> **ENTRIES PROVIDED**:
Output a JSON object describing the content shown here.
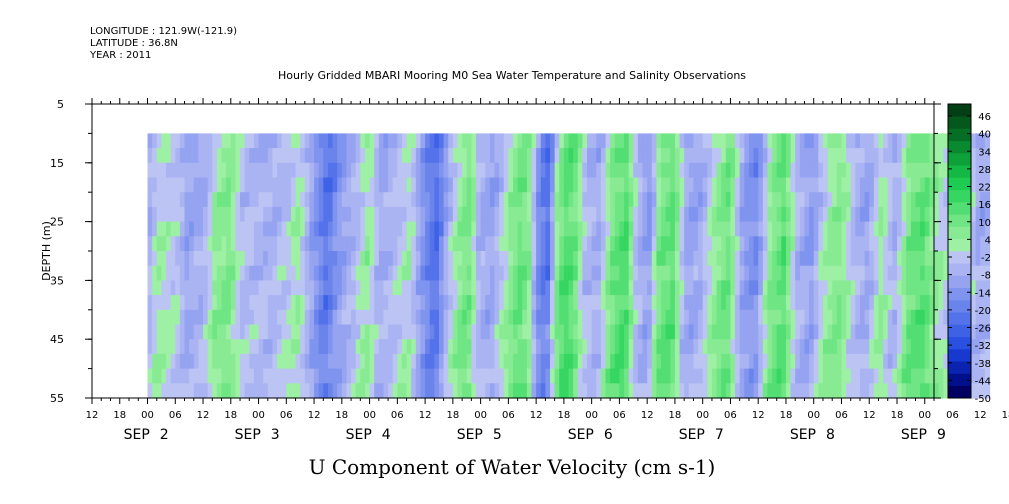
{
  "header": {
    "longitude": "LONGITUDE : 121.9W(-121.9)",
    "latitude": "LATITUDE : 36.8N",
    "year": "YEAR : 2011"
  },
  "chart_data": {
    "type": "heatmap",
    "title": "Hourly Gridded MBARI Mooring M0 Sea Water Temperature and Salinity Observations",
    "xlabel": "U Component of Water Velocity (cm s-1)",
    "ylabel": "DEPTH (m)",
    "ylim": [
      55,
      5
    ],
    "yticks": [
      5,
      15,
      25,
      35,
      45,
      55
    ],
    "x_hour_ticks": [
      "12",
      "18",
      "00",
      "06",
      "12",
      "18",
      "00",
      "06",
      "12",
      "18",
      "00",
      "06",
      "12",
      "18",
      "00",
      "06",
      "12",
      "18",
      "00",
      "06",
      "12",
      "18",
      "00",
      "06",
      "12",
      "18",
      "00",
      "06",
      "12",
      "18",
      "00",
      "06",
      "12",
      "18",
      "00",
      "06",
      "12"
    ],
    "x_day_labels": [
      {
        "month": "SEP",
        "day": "2"
      },
      {
        "month": "SEP",
        "day": "3"
      },
      {
        "month": "SEP",
        "day": "4"
      },
      {
        "month": "SEP",
        "day": "5"
      },
      {
        "month": "SEP",
        "day": "6"
      },
      {
        "month": "SEP",
        "day": "7"
      },
      {
        "month": "SEP",
        "day": "8"
      },
      {
        "month": "SEP",
        "day": "9"
      }
    ],
    "data_depth_range": [
      10,
      55
    ],
    "colorbar": {
      "labels": [
        "46",
        "40",
        "34",
        "28",
        "22",
        "16",
        "10",
        "4",
        "-2",
        "-8",
        "-14",
        "-20",
        "-26",
        "-32",
        "-38",
        "-44",
        "-50"
      ],
      "min": -50,
      "max": 50,
      "step": 3
    },
    "colors": {
      "green_strong": "#1fd85a",
      "green_light": "#99f0a8",
      "blue_light": "#a6aef0",
      "blue_mid": "#8a94ec",
      "blue_strong": "#5a6ae6"
    },
    "u_profile": [
      {
        "t": "2011-09-01T22:00",
        "u": -6
      },
      {
        "t": "2011-09-02T00:00",
        "u": 2
      },
      {
        "t": "2011-09-02T04:00",
        "u": -2
      },
      {
        "t": "2011-09-02T06:00",
        "u": -10
      },
      {
        "t": "2011-09-02T10:00",
        "u": -6
      },
      {
        "t": "2011-09-02T12:00",
        "u": 4
      },
      {
        "t": "2011-09-02T15:00",
        "u": 8
      },
      {
        "t": "2011-09-02T18:00",
        "u": -4
      },
      {
        "t": "2011-09-03T00:00",
        "u": -6
      },
      {
        "t": "2011-09-03T04:00",
        "u": -2
      },
      {
        "t": "2011-09-03T06:00",
        "u": 3
      },
      {
        "t": "2011-09-03T09:00",
        "u": -10
      },
      {
        "t": "2011-09-03T12:00",
        "u": -22
      },
      {
        "t": "2011-09-03T15:00",
        "u": -12
      },
      {
        "t": "2011-09-03T18:00",
        "u": -6
      },
      {
        "t": "2011-09-03T21:00",
        "u": 4
      },
      {
        "t": "2011-09-04T00:00",
        "u": -8
      },
      {
        "t": "2011-09-04T03:00",
        "u": -4
      },
      {
        "t": "2011-09-04T06:00",
        "u": 2
      },
      {
        "t": "2011-09-04T09:00",
        "u": -14
      },
      {
        "t": "2011-09-04T12:00",
        "u": -24
      },
      {
        "t": "2011-09-04T14:00",
        "u": -8
      },
      {
        "t": "2011-09-04T17:00",
        "u": 6
      },
      {
        "t": "2011-09-04T19:00",
        "u": 10
      },
      {
        "t": "2011-09-04T21:00",
        "u": -6
      },
      {
        "t": "2011-09-05T00:00",
        "u": -10
      },
      {
        "t": "2011-09-05T03:00",
        "u": 2
      },
      {
        "t": "2011-09-05T06:00",
        "u": 12
      },
      {
        "t": "2011-09-05T08:00",
        "u": 6
      },
      {
        "t": "2011-09-05T10:00",
        "u": -16
      },
      {
        "t": "2011-09-05T12:00",
        "u": -22
      },
      {
        "t": "2011-09-05T14:00",
        "u": 6
      },
      {
        "t": "2011-09-05T16:00",
        "u": 16
      },
      {
        "t": "2011-09-05T18:00",
        "u": 10
      },
      {
        "t": "2011-09-05T20:00",
        "u": -4
      },
      {
        "t": "2011-09-05T23:00",
        "u": -8
      },
      {
        "t": "2011-09-06T02:00",
        "u": 10
      },
      {
        "t": "2011-09-06T05:00",
        "u": 16
      },
      {
        "t": "2011-09-06T07:00",
        "u": -4
      },
      {
        "t": "2011-09-06T10:00",
        "u": -12
      },
      {
        "t": "2011-09-06T12:00",
        "u": 8
      },
      {
        "t": "2011-09-06T15:00",
        "u": 14
      },
      {
        "t": "2011-09-06T18:00",
        "u": -10
      },
      {
        "t": "2011-09-06T21:00",
        "u": -8
      },
      {
        "t": "2011-09-07T00:00",
        "u": 4
      },
      {
        "t": "2011-09-07T03:00",
        "u": 12
      },
      {
        "t": "2011-09-07T06:00",
        "u": -10
      },
      {
        "t": "2011-09-07T09:00",
        "u": -16
      },
      {
        "t": "2011-09-07T12:00",
        "u": 6
      },
      {
        "t": "2011-09-07T15:00",
        "u": 14
      },
      {
        "t": "2011-09-07T18:00",
        "u": -6
      },
      {
        "t": "2011-09-07T21:00",
        "u": -12
      },
      {
        "t": "2011-09-08T00:00",
        "u": 2
      },
      {
        "t": "2011-09-08T03:00",
        "u": 8
      },
      {
        "t": "2011-09-08T06:00",
        "u": -4
      },
      {
        "t": "2011-09-08T09:00",
        "u": -10
      },
      {
        "t": "2011-09-08T12:00",
        "u": 4
      },
      {
        "t": "2011-09-08T15:00",
        "u": -8
      },
      {
        "t": "2011-09-08T18:00",
        "u": 10
      },
      {
        "t": "2011-09-08T21:00",
        "u": 14
      },
      {
        "t": "2011-09-09T00:00",
        "u": 4
      },
      {
        "t": "2011-09-09T03:00",
        "u": -4
      },
      {
        "t": "2011-09-09T06:00",
        "u": 6
      },
      {
        "t": "2011-09-09T09:00",
        "u": -8
      },
      {
        "t": "2011-09-09T12:00",
        "u": -6
      }
    ]
  }
}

> **STATED PROBLEM**: Pull every line containing the word "Water" out of the entries above.

> **ANSWER FOR THE TASK**:
    "title": "Hourly Gridded MBARI Mooring M0 Sea Water Temperature and Salinity Observations",
    "xlabel": "U Component of Water Velocity (cm s-1)",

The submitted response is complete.